Which lines contain the word "Цель"? Return each of them as written.

[Rows from a dataset]

^^^^^^^^^^^^^^^^

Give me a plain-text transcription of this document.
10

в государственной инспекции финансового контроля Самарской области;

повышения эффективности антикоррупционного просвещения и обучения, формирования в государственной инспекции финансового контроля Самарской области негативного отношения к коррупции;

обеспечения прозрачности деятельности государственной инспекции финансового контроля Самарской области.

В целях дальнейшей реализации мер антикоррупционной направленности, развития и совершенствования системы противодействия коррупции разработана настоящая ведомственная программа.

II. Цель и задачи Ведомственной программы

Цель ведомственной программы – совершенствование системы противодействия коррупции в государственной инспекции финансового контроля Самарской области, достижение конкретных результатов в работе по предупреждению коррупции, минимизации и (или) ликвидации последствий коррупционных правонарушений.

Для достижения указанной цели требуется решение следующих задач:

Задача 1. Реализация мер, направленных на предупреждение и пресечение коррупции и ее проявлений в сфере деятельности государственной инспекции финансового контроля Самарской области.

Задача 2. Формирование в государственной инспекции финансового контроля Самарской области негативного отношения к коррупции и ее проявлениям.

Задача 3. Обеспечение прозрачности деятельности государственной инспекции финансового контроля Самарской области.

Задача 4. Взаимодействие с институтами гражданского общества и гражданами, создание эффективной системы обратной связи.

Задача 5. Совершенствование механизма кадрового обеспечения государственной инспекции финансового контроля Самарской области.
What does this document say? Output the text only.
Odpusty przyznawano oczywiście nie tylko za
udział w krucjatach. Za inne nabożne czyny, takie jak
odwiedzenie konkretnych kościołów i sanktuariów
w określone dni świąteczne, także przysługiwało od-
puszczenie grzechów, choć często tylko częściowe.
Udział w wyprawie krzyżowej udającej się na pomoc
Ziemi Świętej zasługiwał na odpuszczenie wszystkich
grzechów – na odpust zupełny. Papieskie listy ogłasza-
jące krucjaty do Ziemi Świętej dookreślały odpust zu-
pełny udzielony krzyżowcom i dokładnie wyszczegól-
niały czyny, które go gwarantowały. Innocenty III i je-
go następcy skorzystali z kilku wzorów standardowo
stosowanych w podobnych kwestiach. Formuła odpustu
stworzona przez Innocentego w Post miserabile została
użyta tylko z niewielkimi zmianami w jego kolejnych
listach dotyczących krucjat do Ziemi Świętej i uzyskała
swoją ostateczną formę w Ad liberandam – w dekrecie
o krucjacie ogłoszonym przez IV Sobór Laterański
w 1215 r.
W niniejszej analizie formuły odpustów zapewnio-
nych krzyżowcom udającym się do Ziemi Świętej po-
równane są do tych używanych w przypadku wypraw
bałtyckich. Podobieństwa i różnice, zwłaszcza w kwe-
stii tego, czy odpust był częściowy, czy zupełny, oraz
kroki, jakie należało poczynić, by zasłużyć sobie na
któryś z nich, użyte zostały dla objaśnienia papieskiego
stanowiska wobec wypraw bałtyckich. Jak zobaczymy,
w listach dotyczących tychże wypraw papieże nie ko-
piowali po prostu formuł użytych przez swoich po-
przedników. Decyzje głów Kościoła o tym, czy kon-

^^^^^^^^^^^^^^^^

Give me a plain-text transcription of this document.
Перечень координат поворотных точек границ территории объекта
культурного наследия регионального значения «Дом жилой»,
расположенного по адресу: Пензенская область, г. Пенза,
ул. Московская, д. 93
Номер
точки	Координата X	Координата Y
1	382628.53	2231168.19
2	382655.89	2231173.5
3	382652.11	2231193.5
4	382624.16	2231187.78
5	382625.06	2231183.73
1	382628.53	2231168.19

^^^^^^^^^^^^^^^^

Written answer:
II. Цель и задачи Ведомственной программы
Цель ведомственной программы – совершенствование системы противодействия коррупции в государственной инспекции финансового контроля Самарской области, достижение конкретных результатов в работе по предупреждению коррупции, минимизации и (или) ликвидации последствий коррупционных правонарушений.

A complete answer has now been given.